[Data extracted from a collection]
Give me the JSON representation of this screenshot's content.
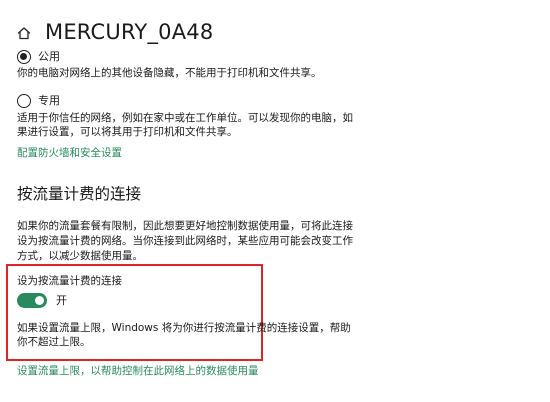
{
  "header": {
    "title": "MERCURY_0A48",
    "home_icon": "home-icon"
  },
  "network_profile": {
    "public": {
      "label": "公用",
      "checked": true,
      "description": "你的电脑对网络上的其他设备隐藏，不能用于打印机和文件共享。"
    },
    "private": {
      "label": "专用",
      "checked": false,
      "description_line1": "适用于你信任的网络，例如在家中或在工作单位。可以发现你的电脑，如",
      "description_line2": "果进行设置，可以将其用于打印机和文件共享。"
    },
    "firewall_link": "配置防火墙和安全设置"
  },
  "metered": {
    "section_title": "按流量计费的连接",
    "description_line1": "如果你的流量套餐有限制，因此想要更好地控制数据使用量，可将此连接",
    "description_line2": "设为按流量计费的网络。当你连接到此网络时，某些应用可能会改变工作",
    "description_line3": "方式，以减少数据使用量。",
    "toggle_label": "设为按流量计费的连接",
    "toggle_state": "开",
    "toggle_on": true,
    "toggle_desc_line1": "如果设置流量上限，Windows 将为你进行按流量计费的连接设置，帮助",
    "toggle_desc_line2": "你不超过上限。",
    "data_limit_link": "设置流量上限，以帮助控制在此网络上的数据使用量"
  },
  "colors": {
    "accent": "#2a8a5f",
    "highlight_border": "#d9262a"
  }
}
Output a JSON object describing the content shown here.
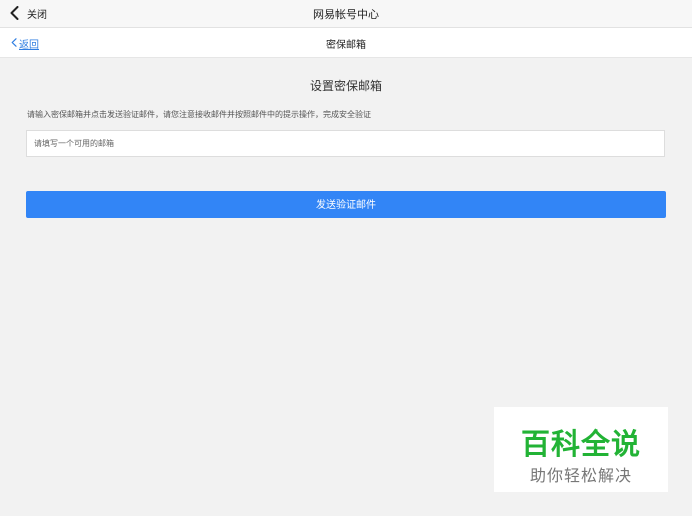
{
  "topbar": {
    "close_label": "关闭",
    "title": "网易帐号中心"
  },
  "subbar": {
    "back_label": "返回",
    "title": "密保邮箱"
  },
  "form": {
    "title": "设置密保邮箱",
    "instructions": "请输入密保邮箱并点击发送验证邮件，请您注意接收邮件并按照邮件中的提示操作，完成安全验证",
    "email_placeholder": "请填写一个可用的邮箱",
    "email_value": "",
    "send_button_label": "发送验证邮件"
  },
  "watermark": {
    "main": "百科全说",
    "sub": "助你轻松解决"
  },
  "colors": {
    "accent": "#3285f6",
    "link": "#2e7de1",
    "background": "#f2f2f2",
    "watermark_green": "#22b335"
  },
  "icons": {
    "close": "chevron-left-icon",
    "back": "chevron-left-icon"
  }
}
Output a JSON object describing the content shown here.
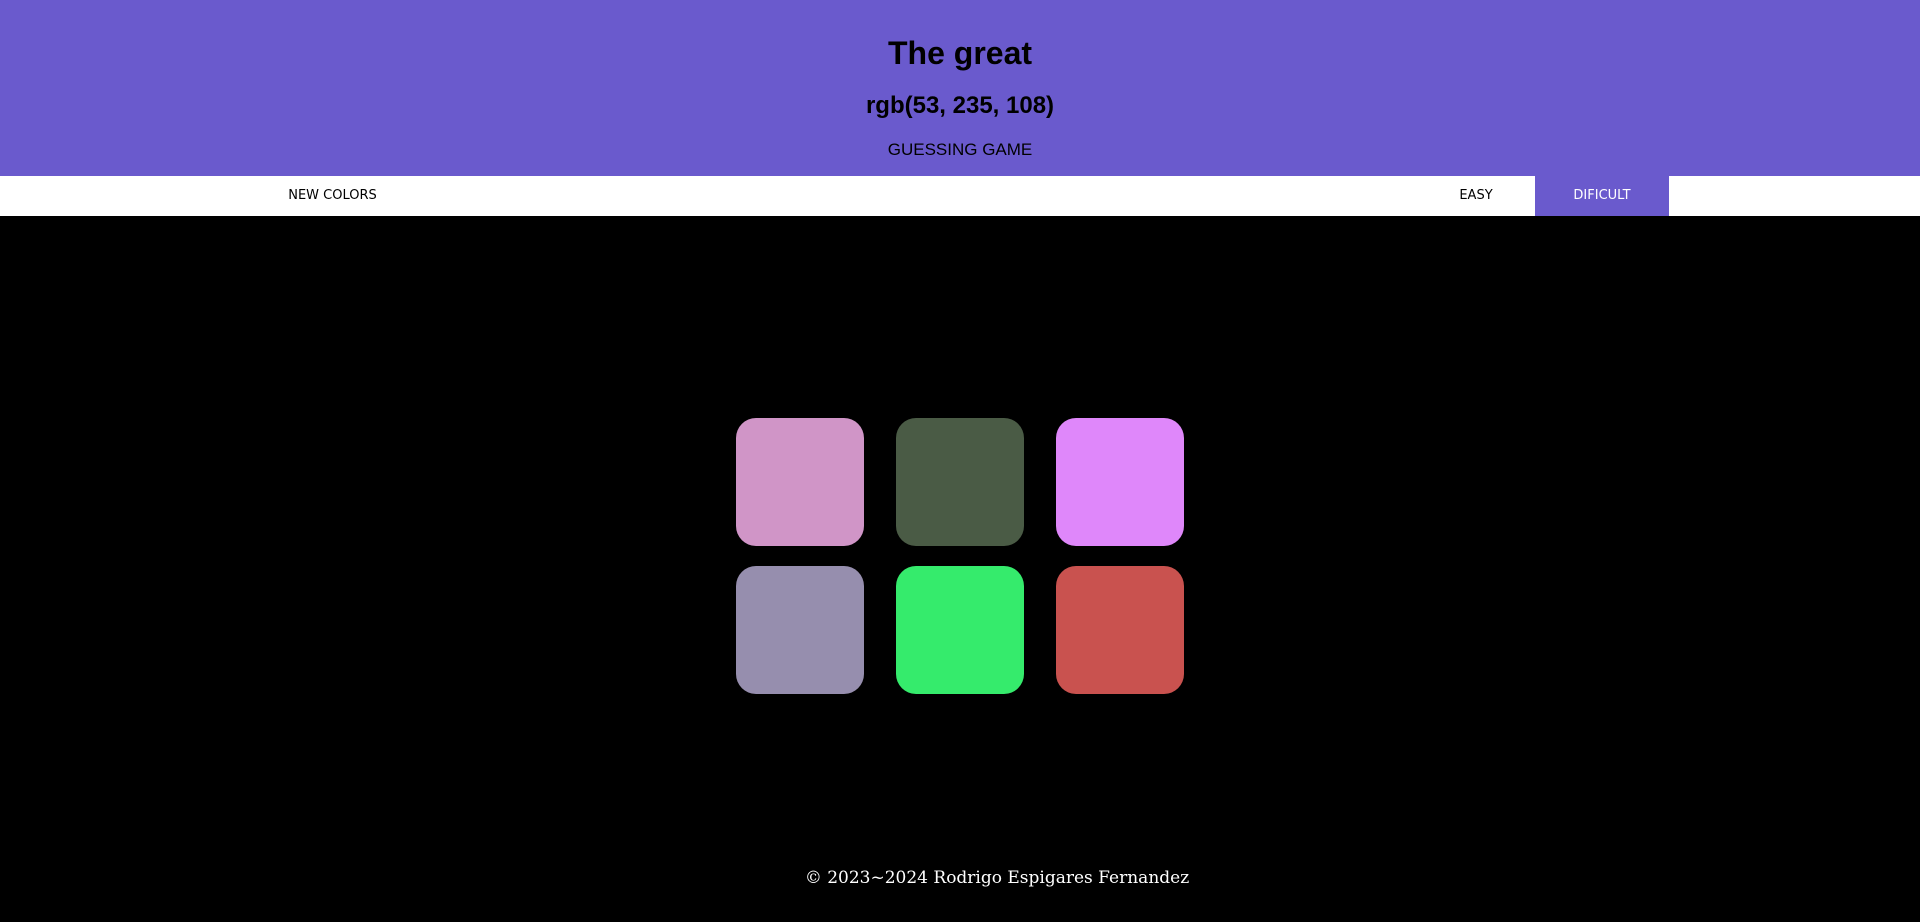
{
  "header": {
    "title": "The great",
    "rgb_target": "rgb(53, 235, 108)",
    "subtitle": "GUESSING GAME",
    "background": "#6a5acd"
  },
  "toolbar": {
    "new_colors_label": "NEW COLORS",
    "easy_label": "EASY",
    "difficult_label": "DIFICULT",
    "selected_mode": "DIFICULT"
  },
  "board": {
    "squares": [
      {
        "color": "#d095c7"
      },
      {
        "color": "#4a5b45"
      },
      {
        "color": "#df87fa"
      },
      {
        "color": "#968eae"
      },
      {
        "color": "#35eb6c"
      },
      {
        "color": "#c9524f"
      }
    ]
  },
  "footer": {
    "copyright": "© 2023~2024 Rodrigo Espigares Fernandez"
  }
}
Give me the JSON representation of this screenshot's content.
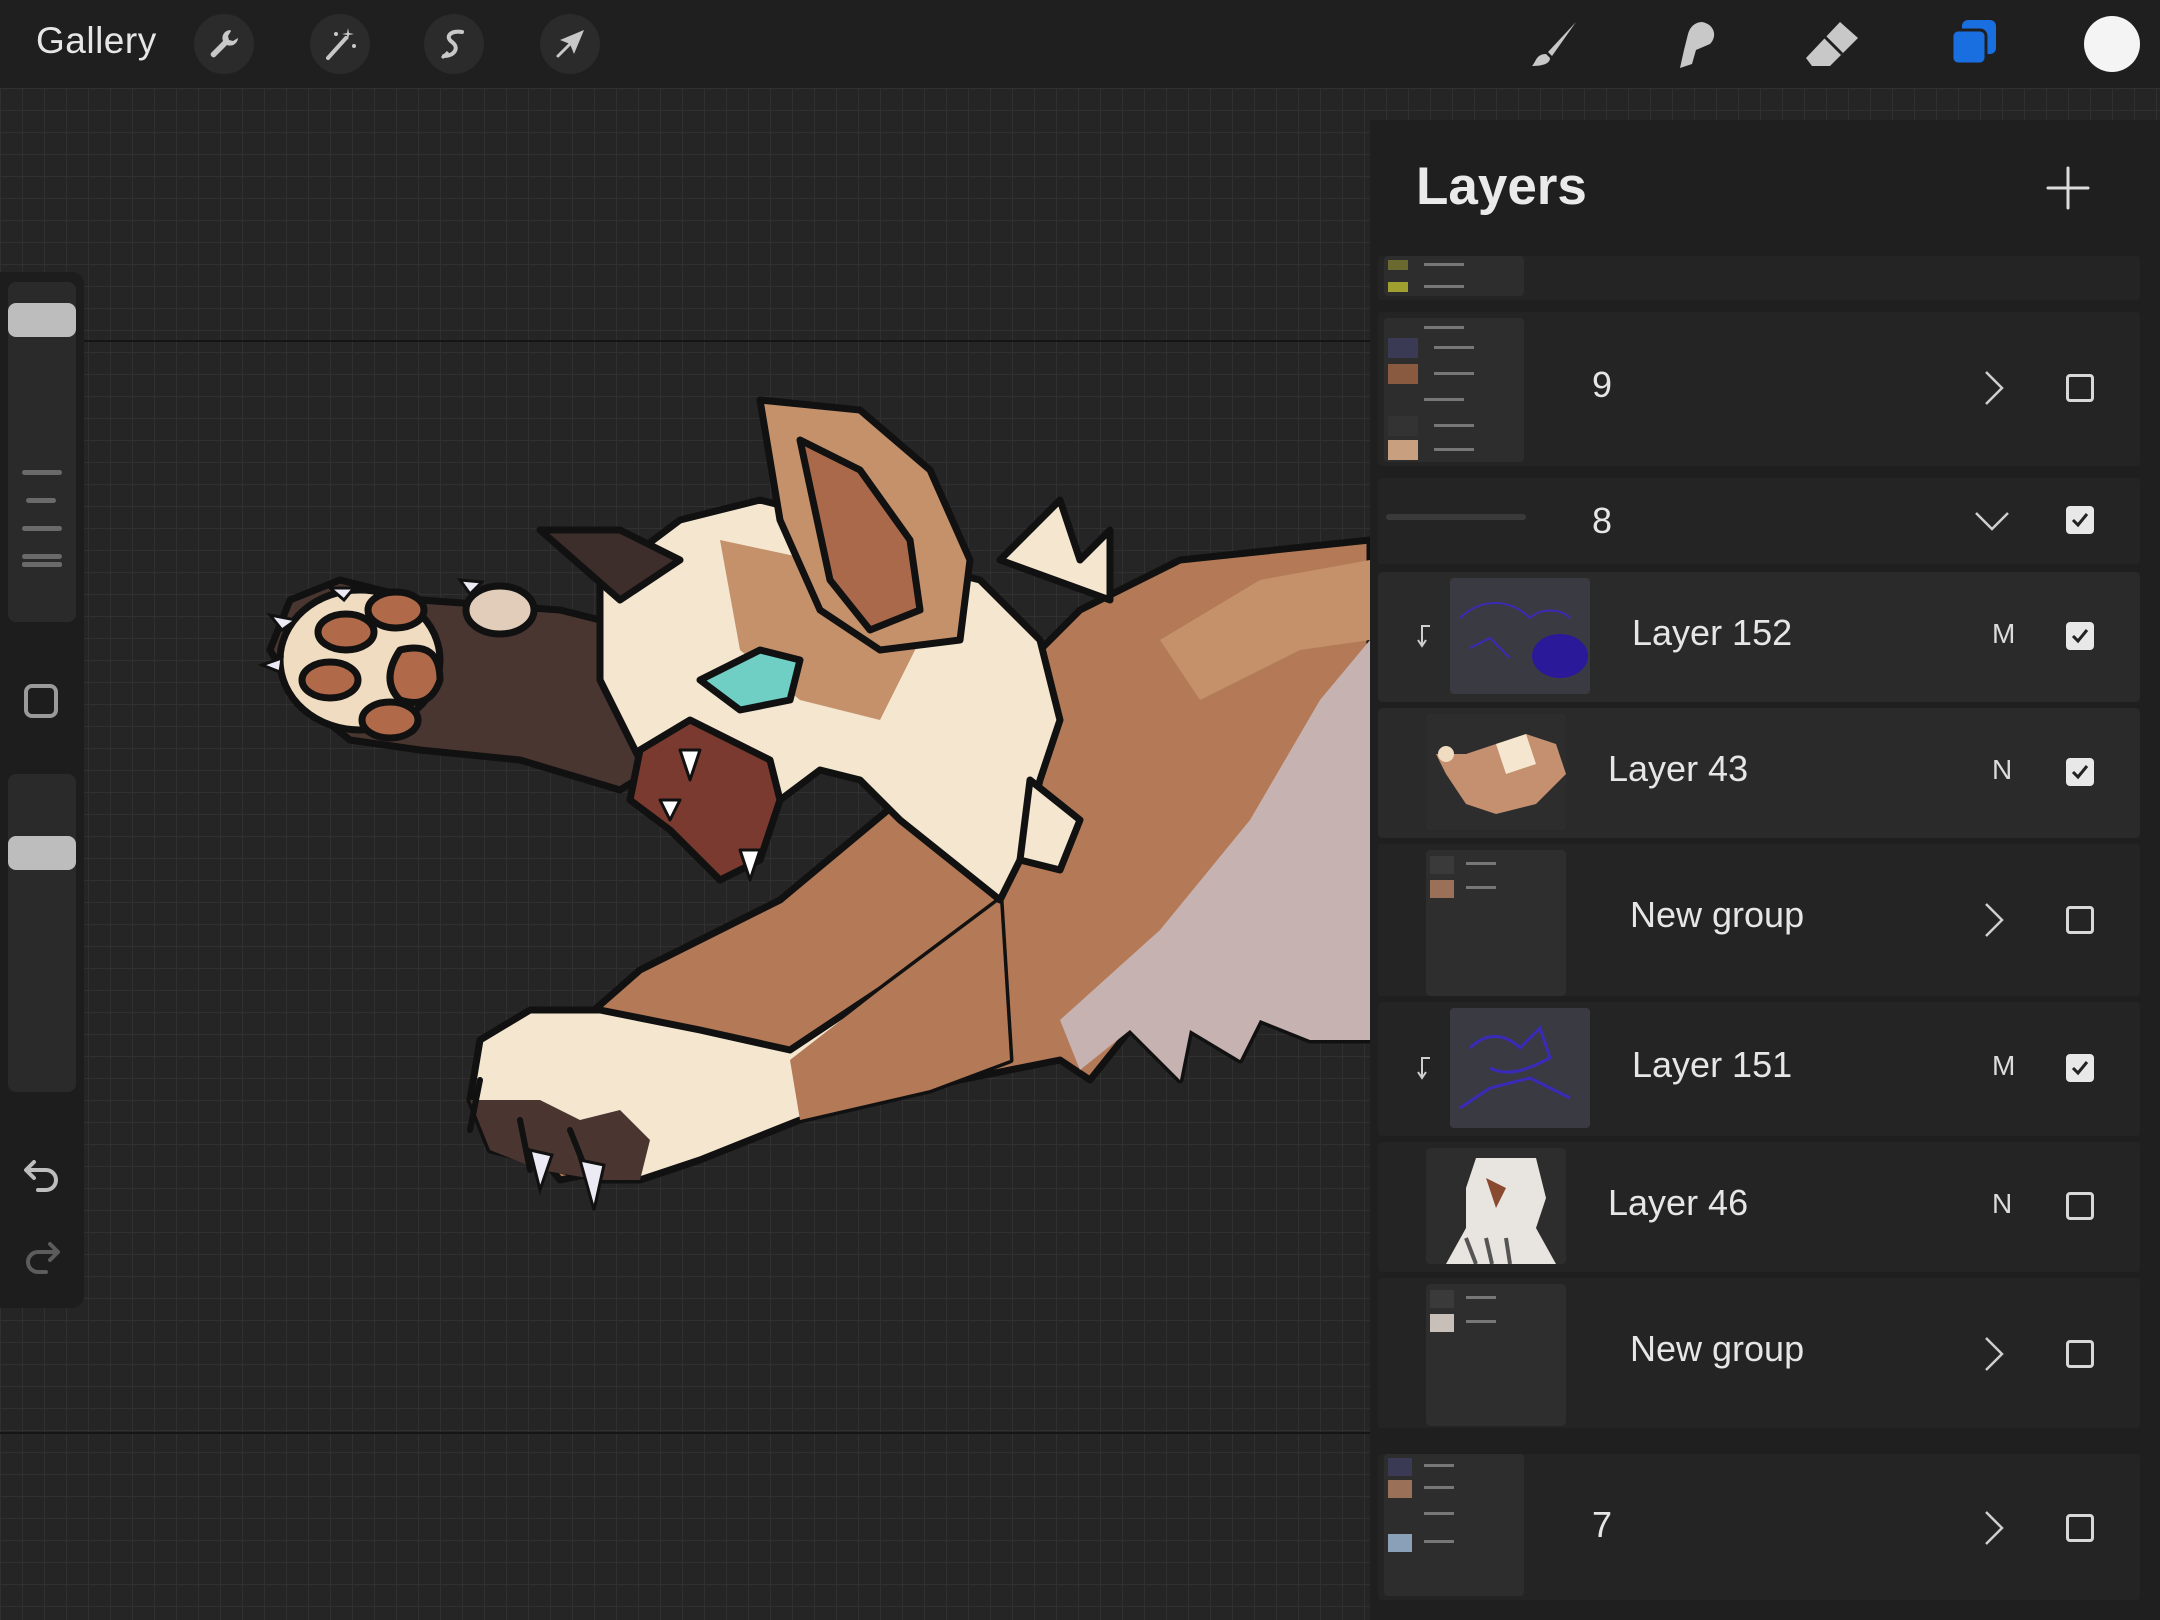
{
  "app": {
    "gallery_label": "Gallery"
  },
  "toolbar": {
    "left_tools": [
      "wrench-icon",
      "magic-wand-icon",
      "selection-s-icon",
      "transform-arrow-icon"
    ],
    "right_tools": [
      "brush-icon",
      "smudge-icon",
      "eraser-icon",
      "layers-icon"
    ],
    "active_tool": "layers-icon",
    "accent_color": "#1a6fe0",
    "current_color": "#f4f4f4"
  },
  "sidebar": {
    "brush_size_level": 0.93,
    "opacity_level": 0.78,
    "undo_icon": "undo-icon",
    "redo_icon": "redo-icon"
  },
  "layers_panel": {
    "title": "Layers",
    "add_icon": "plus-icon",
    "rows": [
      {
        "name": "9",
        "type": "group",
        "collapsed": true,
        "visible": false
      },
      {
        "name": "8",
        "type": "group",
        "collapsed": false,
        "visible": true
      },
      {
        "name": "Layer 152",
        "type": "layer",
        "blend": "M",
        "visible": true,
        "clipped": true
      },
      {
        "name": "Layer 43",
        "type": "layer",
        "blend": "N",
        "visible": true,
        "clipped": false
      },
      {
        "name": "New group",
        "type": "group",
        "collapsed": true,
        "visible": false
      },
      {
        "name": "Layer 151",
        "type": "layer",
        "blend": "M",
        "visible": true,
        "clipped": true
      },
      {
        "name": "Layer 46",
        "type": "layer",
        "blend": "N",
        "visible": false,
        "clipped": false
      },
      {
        "name": "New group",
        "type": "group",
        "collapsed": true,
        "visible": false
      },
      {
        "name": "7",
        "type": "group",
        "collapsed": true,
        "visible": false
      }
    ]
  }
}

◆ PROBLEM REQUIREMENTS: Without the pictures, write out every entry precisely as it appears.

◆ REPLY TO THE TASK:
Give me the JSON representation of this screenshot's content.
{
  "header": {
    "title": "MERCURY_0A48",
    "home_icon": "home-icon"
  },
  "network_profile": {
    "public": {
      "label": "公用",
      "checked": true,
      "description": "你的电脑对网络上的其他设备隐藏，不能用于打印机和文件共享。"
    },
    "private": {
      "label": "专用",
      "checked": false,
      "description_line1": "适用于你信任的网络，例如在家中或在工作单位。可以发现你的电脑，如",
      "description_line2": "果进行设置，可以将其用于打印机和文件共享。"
    },
    "firewall_link": "配置防火墙和安全设置"
  },
  "metered": {
    "section_title": "按流量计费的连接",
    "description_line1": "如果你的流量套餐有限制，因此想要更好地控制数据使用量，可将此连接",
    "description_line2": "设为按流量计费的网络。当你连接到此网络时，某些应用可能会改变工作",
    "description_line3": "方式，以减少数据使用量。",
    "toggle_label": "设为按流量计费的连接",
    "toggle_state": "开",
    "toggle_on": true,
    "toggle_desc_line1": "如果设置流量上限，Windows 将为你进行按流量计费的连接设置，帮助",
    "toggle_desc_line2": "你不超过上限。",
    "data_limit_link": "设置流量上限，以帮助控制在此网络上的数据使用量"
  },
  "colors": {
    "accent": "#2a8a5f",
    "highlight_border": "#d9262a"
  }
}
Output a JSON object describing the content shown here.
{
  "topbar": {
    "close_label": "关闭",
    "title": "网易帐号中心"
  },
  "subbar": {
    "back_label": "返回",
    "title": "密保邮箱"
  },
  "form": {
    "title": "设置密保邮箱",
    "instructions": "请输入密保邮箱并点击发送验证邮件，请您注意接收邮件并按照邮件中的提示操作，完成安全验证",
    "email_placeholder": "请填写一个可用的邮箱",
    "email_value": "",
    "send_button_label": "发送验证邮件"
  },
  "watermark": {
    "main": "百科全说",
    "sub": "助你轻松解决"
  },
  "colors": {
    "accent": "#3285f6",
    "link": "#2e7de1",
    "background": "#f2f2f2",
    "watermark_green": "#22b335"
  },
  "icons": {
    "close": "chevron-left-icon",
    "back": "chevron-left-icon"
  }
}
Output a JSON object describing the content shown here.
{
  "header": {
    "title": "The great",
    "rgb_target": "rgb(53, 235, 108)",
    "subtitle": "GUESSING GAME",
    "background": "#6a5acd"
  },
  "toolbar": {
    "new_colors_label": "NEW COLORS",
    "easy_label": "EASY",
    "difficult_label": "DIFICULT",
    "selected_mode": "DIFICULT"
  },
  "board": {
    "squares": [
      {
        "color": "#d095c7"
      },
      {
        "color": "#4a5b45"
      },
      {
        "color": "#df87fa"
      },
      {
        "color": "#968eae"
      },
      {
        "color": "#35eb6c"
      },
      {
        "color": "#c9524f"
      }
    ]
  },
  "footer": {
    "copyright": "© 2023~2024 Rodrigo Espigares Fernandez"
  }
}
Give me the JSON representation of this screenshot's content.
{
  "app": {
    "gallery_label": "Gallery"
  },
  "toolbar": {
    "left_tools": [
      "wrench-icon",
      "magic-wand-icon",
      "selection-s-icon",
      "transform-arrow-icon"
    ],
    "right_tools": [
      "brush-icon",
      "smudge-icon",
      "eraser-icon",
      "layers-icon"
    ],
    "active_tool": "layers-icon",
    "accent_color": "#1a6fe0",
    "current_color": "#f4f4f4"
  },
  "sidebar": {
    "brush_size_level": 0.93,
    "opacity_level": 0.78,
    "undo_icon": "undo-icon",
    "redo_icon": "redo-icon"
  },
  "layers_panel": {
    "title": "Layers",
    "add_icon": "plus-icon",
    "rows": [
      {
        "name": "9",
        "type": "group",
        "collapsed": true,
        "visible": false
      },
      {
        "name": "8",
        "type": "group",
        "collapsed": false,
        "visible": true
      },
      {
        "name": "Layer 152",
        "type": "layer",
        "blend": "M",
        "visible": true,
        "clipped": true
      },
      {
        "name": "Layer 43",
        "type": "layer",
        "blend": "N",
        "visible": true,
        "clipped": false
      },
      {
        "name": "New group",
        "type": "group",
        "collapsed": true,
        "visible": false
      },
      {
        "name": "Layer 151",
        "type": "layer",
        "blend": "M",
        "visible": true,
        "clipped": true
      },
      {
        "name": "Layer 46",
        "type": "layer",
        "blend": "N",
        "visible": false,
        "clipped": false
      },
      {
        "name": "New group",
        "type": "group",
        "collapsed": true,
        "visible": false
      },
      {
        "name": "7",
        "type": "group",
        "collapsed": true,
        "visible": false
      }
    ]
  }
}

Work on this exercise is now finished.